___ Records shown ___

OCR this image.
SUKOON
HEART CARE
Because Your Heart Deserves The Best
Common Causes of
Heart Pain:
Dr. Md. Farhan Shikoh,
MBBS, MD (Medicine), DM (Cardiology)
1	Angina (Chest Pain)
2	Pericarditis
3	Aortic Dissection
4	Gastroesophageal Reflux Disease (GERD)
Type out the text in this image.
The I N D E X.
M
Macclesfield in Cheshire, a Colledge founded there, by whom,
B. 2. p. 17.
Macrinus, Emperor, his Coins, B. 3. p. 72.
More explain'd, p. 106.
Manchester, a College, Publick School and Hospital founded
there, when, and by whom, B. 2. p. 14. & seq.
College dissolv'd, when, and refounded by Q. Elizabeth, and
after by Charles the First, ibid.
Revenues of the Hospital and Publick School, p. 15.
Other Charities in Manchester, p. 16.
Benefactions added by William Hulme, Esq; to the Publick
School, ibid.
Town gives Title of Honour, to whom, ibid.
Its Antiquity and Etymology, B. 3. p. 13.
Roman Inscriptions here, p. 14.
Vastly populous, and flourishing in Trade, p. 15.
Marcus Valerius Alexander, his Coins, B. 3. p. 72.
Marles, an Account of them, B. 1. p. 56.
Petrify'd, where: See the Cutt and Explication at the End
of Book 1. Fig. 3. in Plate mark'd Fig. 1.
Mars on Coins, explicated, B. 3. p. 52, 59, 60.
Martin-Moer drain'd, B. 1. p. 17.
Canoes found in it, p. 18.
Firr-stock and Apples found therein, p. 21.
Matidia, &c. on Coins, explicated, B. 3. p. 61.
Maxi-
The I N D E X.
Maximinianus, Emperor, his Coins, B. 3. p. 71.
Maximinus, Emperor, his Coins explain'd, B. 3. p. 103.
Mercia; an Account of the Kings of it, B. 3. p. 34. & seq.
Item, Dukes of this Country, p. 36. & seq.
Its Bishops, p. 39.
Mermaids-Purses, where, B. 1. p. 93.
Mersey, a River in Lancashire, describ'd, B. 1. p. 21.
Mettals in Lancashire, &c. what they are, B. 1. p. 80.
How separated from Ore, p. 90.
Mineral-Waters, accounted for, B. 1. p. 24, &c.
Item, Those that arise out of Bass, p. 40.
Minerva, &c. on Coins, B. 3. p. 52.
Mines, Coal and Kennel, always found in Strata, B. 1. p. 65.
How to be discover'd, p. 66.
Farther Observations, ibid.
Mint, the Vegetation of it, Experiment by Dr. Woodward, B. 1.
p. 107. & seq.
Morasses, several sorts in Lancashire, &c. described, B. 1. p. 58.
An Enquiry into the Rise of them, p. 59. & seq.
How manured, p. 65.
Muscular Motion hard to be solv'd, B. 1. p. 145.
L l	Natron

___

> **Required task**
Pick out each line above that includes "when" and show it.

> **Output for this task**
there, when, and by whom, B. 2. p. 14. & seq.
College dissolv'd, when, and refounded by Q. Elizabeth, and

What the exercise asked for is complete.